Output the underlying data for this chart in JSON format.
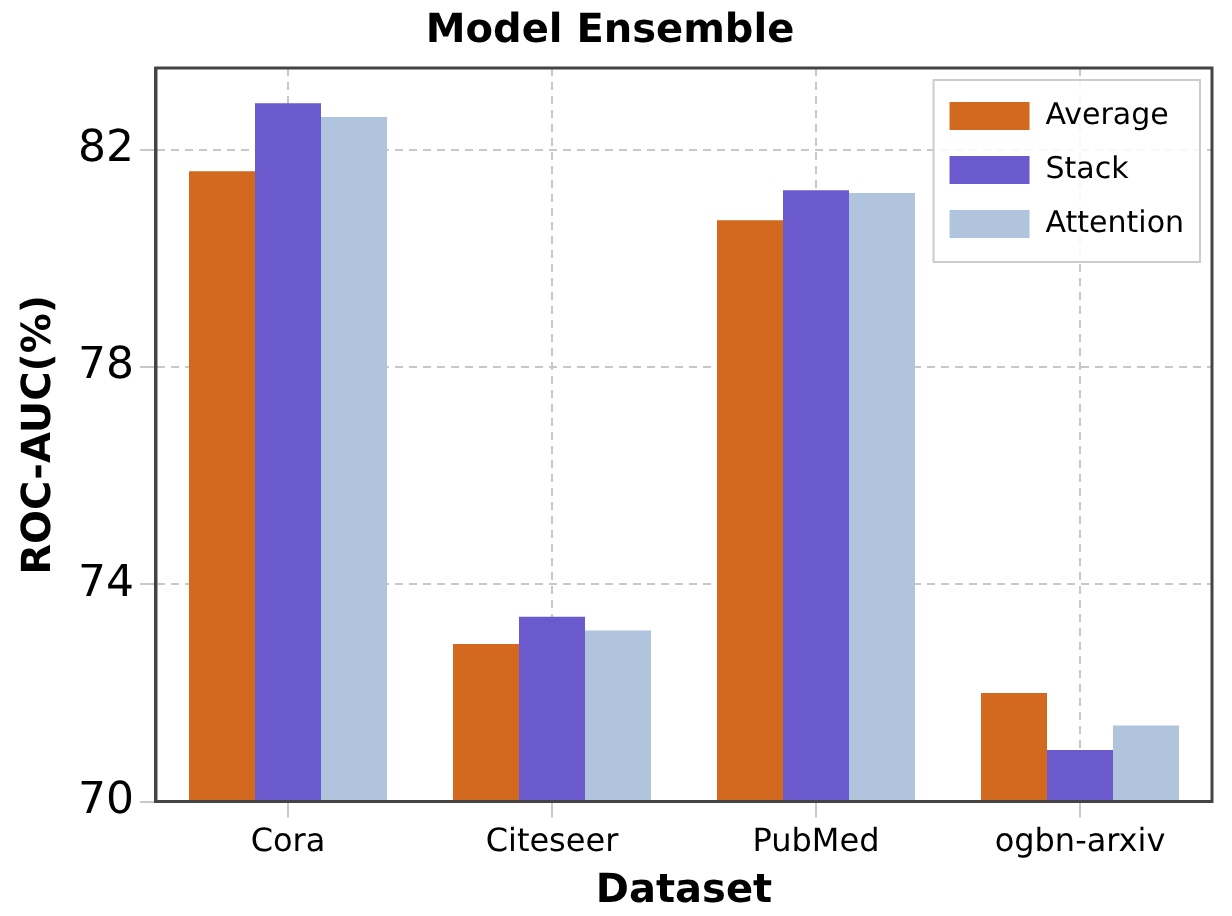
{
  "chart_data": {
    "type": "bar",
    "title": "Model Ensemble",
    "xlabel": "Dataset",
    "ylabel": "ROC-AUC(%)",
    "categories": [
      "Cora",
      "Citeseer",
      "PubMed",
      "ogbn-arxiv"
    ],
    "series": [
      {
        "name": "Average",
        "color": "#d2691e",
        "values": [
          81.6,
          72.9,
          80.7,
          72.0
        ]
      },
      {
        "name": "Stack",
        "color": "#6a5acd",
        "values": [
          82.85,
          73.4,
          81.25,
          70.95
        ]
      },
      {
        "name": "Attention",
        "color": "#b0c4de",
        "values": [
          82.6,
          73.15,
          81.2,
          71.4
        ]
      }
    ],
    "ylim": [
      70,
      83.5
    ],
    "yticks": [
      70,
      74,
      78,
      82
    ],
    "grid": true,
    "legend": "top right"
  }
}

◇ ◇ ◇ ◇

• Given exercise: Scan the lines for the string "name". Pick out every line that has it.

• Output of the task:
        "name": "Average",
        "name": "Stack",
        "name": "Attention",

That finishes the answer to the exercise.